**Set problem**
Every line of the records below should be restated exactly.

Stored items from a collection
(begin)

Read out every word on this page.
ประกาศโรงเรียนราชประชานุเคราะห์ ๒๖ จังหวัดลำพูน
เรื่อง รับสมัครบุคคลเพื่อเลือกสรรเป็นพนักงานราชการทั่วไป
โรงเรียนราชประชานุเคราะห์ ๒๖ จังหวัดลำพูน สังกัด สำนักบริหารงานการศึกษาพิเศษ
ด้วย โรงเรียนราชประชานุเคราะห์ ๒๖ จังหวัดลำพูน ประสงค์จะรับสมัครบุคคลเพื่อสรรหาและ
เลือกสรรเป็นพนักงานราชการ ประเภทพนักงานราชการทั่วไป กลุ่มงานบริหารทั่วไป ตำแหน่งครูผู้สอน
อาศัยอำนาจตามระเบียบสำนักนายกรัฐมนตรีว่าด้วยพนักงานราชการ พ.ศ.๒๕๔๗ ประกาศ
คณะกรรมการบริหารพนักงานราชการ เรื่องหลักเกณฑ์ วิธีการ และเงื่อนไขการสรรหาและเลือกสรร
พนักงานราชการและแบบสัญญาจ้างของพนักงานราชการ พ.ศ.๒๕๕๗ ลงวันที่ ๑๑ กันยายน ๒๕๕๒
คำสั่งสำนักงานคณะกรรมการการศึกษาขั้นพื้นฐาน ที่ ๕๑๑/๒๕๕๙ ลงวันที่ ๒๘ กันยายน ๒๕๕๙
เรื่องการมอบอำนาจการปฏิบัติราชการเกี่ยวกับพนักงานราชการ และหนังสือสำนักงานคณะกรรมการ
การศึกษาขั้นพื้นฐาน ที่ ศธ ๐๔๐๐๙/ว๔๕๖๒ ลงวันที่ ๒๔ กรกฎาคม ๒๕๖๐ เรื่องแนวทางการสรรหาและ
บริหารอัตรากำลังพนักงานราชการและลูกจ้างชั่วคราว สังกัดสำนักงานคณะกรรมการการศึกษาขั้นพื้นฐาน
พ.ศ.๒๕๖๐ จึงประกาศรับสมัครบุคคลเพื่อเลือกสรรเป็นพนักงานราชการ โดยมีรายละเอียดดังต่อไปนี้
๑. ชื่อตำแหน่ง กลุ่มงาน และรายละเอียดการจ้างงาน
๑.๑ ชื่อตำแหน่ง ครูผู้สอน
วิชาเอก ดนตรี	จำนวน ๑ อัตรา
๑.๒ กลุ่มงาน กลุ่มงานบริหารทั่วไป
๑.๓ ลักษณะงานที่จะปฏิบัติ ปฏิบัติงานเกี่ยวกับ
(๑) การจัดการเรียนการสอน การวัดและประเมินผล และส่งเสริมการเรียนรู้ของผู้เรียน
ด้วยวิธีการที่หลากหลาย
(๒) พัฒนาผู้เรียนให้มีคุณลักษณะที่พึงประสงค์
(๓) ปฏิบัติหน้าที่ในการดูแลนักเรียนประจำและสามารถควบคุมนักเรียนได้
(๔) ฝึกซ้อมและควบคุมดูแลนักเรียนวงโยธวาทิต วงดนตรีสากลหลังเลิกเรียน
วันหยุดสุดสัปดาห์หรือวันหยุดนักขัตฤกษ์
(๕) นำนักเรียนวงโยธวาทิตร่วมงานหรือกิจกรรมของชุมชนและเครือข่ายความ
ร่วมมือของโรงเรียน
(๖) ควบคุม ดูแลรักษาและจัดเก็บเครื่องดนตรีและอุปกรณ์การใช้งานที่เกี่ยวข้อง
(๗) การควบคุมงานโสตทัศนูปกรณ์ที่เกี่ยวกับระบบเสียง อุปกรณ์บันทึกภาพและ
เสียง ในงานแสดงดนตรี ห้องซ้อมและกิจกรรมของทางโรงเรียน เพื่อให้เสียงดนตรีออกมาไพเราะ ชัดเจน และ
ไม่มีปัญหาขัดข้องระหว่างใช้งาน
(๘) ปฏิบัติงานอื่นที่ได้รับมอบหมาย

(end)

**Result of this exercise**
Read out every word on this page.
ประกาศโรงเรียนราชประชานุเคราะห์ ๒๖ จังหวัดลำพูน
เรื่อง รับสมัครบุคคลเพื่อเลือกสรรเป็นพนักงานราชการทั่วไป
โรงเรียนราชประชานุเคราะห์ ๒๖ จังหวัดลำพูน สังกัด สำนักบริหารงานการศึกษาพิเศษ
ด้วย โรงเรียนราชประชานุเคราะห์ ๒๖ จังหวัดลำพูน ประสงค์จะรับสมัครบุคคลเพื่อสรรหาและ
เลือกสรรเป็นพนักงานราชการ ประเภทพนักงานราชการทั่วไป กลุ่มงานบริหารทั่วไป ตำแหน่งครูผู้สอน
อาศัยอำนาจตามระเบียบสำนักนายกรัฐมนตรีว่าด้วยพนักงานราชการ พ.ศ.๒๕๔๗ ประกาศ
คณะกรรมการบริหารพนักงานราชการ เรื่องหลักเกณฑ์ วิธีการ และเงื่อนไขการสรรหาและเลือกสรร
พนักงานราชการและแบบสัญญาจ้างของพนักงานราชการ พ.ศ.๒๕๕๗ ลงวันที่ ๑๑ กันยายน ๒๕๕๒
คำสั่งสำนักงานคณะกรรมการการศึกษาขั้นพื้นฐาน ที่ ๕๑๑/๒๕๕๙ ลงวันที่ ๒๘ กันยายน ๒๕๕๙
เรื่องการมอบอำนาจการปฏิบัติราชการเกี่ยวกับพนักงานราชการ และหนังสือสำนักงานคณะกรรมการ
การศึกษาขั้นพื้นฐาน ที่ ศธ ๐๔๐๐๙/ว๔๕๖๒ ลงวันที่ ๒๔ กรกฎาคม ๒๕๖๐ เรื่องแนวทางการสรรหาและ
บริหารอัตรากำลังพนักงานราชการและลูกจ้างชั่วคราว สังกัดสำนักงานคณะกรรมการการศึกษาขั้นพื้นฐาน
พ.ศ.๒๕๖๐ จึงประกาศรับสมัครบุคคลเพื่อเลือกสรรเป็นพนักงานราชการ โดยมีรายละเอียดดังต่อไปนี้
๑. ชื่อตำแหน่ง กลุ่มงาน และรายละเอียดการจ้างงาน
๑.๑ ชื่อตำแหน่ง ครูผู้สอน
วิชาเอก ดนตรี	จำนวน ๑ อัตรา
๑.๒ กลุ่มงาน กลุ่มงานบริหารทั่วไป
๑.๓ ลักษณะงานที่จะปฏิบัติ ปฏิบัติงานเกี่ยวกับ
(๑) การจัดการเรียนการสอน การวัดและประเมินผล และส่งเสริมการเรียนรู้ของผู้เรียน
ด้วยวิธีการที่หลากหลาย
(๒) พัฒนาผู้เรียนให้มีคุณลักษณะที่พึงประสงค์
(๓) ปฏิบัติหน้าที่ในการดูแลนักเรียนประจำและสามารถควบคุมนักเรียนได้
(๔) ฝึกซ้อมและควบคุมดูแลนักเรียนวงโยธวาทิต วงดนตรีสากลหลังเลิกเรียน
วันหยุดสุดสัปดาห์หรือวันหยุดนักขัตฤกษ์
(๕) นำนักเรียนวงโยธวาทิตร่วมงานหรือกิจกรรมของชุมชนและเครือข่ายความ
ร่วมมือของโรงเรียน
(๖) ควบคุม ดูแลรักษาและจัดเก็บเครื่องดนตรีและอุปกรณ์การใช้งานที่เกี่ยวข้อง
(๗) การควบคุมงานโสตทัศนูปกรณ์ที่เกี่ยวกับระบบเสียง อุปกรณ์บันทึกภาพและ
เสียง ในงานแสดงดนตรี ห้องซ้อมและกิจกรรมของทางโรงเรียน เพื่อให้เสียงดนตรีออกมาไพเราะ ชัดเจน และ
ไม่มีปัญหาขัดข้องระหว่างใช้งาน
(๘) ปฏิบัติงานอื่นที่ได้รับมอบหมาย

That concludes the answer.